■ Aim: Only the number is wanted: count the lines in the data with "score" in them.

■ Records supplied:
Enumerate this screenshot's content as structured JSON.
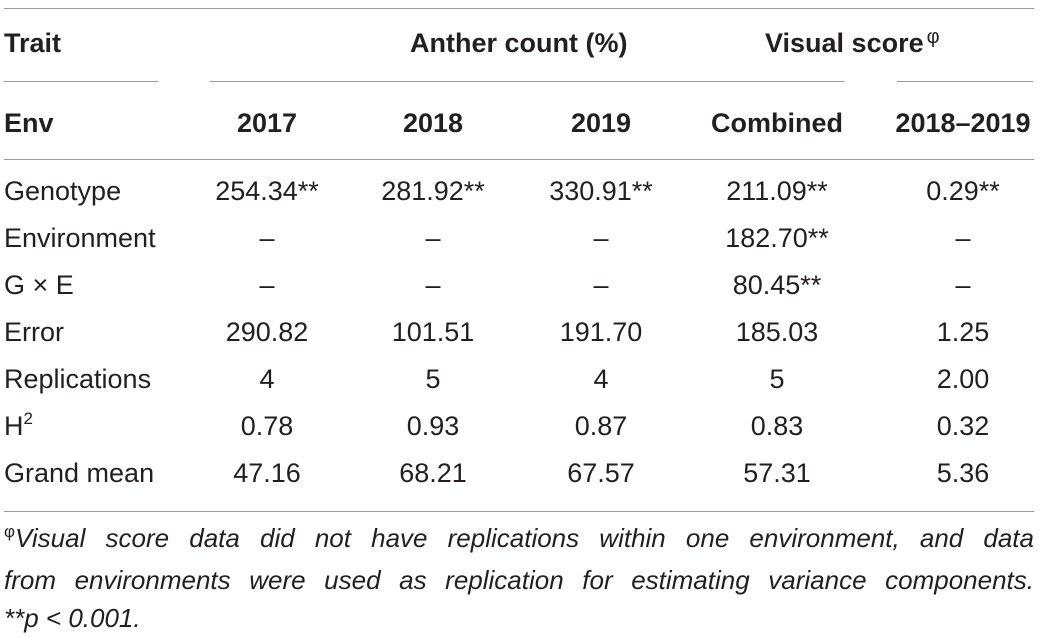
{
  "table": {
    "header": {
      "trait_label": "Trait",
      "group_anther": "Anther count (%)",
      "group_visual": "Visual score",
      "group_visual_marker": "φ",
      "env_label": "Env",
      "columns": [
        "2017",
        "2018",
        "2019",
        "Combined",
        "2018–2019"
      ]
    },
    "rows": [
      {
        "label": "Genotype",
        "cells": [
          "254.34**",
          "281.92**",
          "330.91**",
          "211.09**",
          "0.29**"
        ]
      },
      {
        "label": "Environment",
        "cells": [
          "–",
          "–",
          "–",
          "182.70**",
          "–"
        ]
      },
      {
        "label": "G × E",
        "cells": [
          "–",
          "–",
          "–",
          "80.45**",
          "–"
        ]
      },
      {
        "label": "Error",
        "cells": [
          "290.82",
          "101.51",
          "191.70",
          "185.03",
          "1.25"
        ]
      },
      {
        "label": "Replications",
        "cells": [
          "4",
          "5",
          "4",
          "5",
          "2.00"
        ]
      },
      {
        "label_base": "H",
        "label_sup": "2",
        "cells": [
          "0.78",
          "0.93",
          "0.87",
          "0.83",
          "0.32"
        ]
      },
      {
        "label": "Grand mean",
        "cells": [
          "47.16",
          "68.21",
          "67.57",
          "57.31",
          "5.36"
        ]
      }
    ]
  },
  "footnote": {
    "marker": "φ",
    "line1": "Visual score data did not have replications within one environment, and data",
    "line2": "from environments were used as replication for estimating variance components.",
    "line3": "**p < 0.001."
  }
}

■ Written answer: 2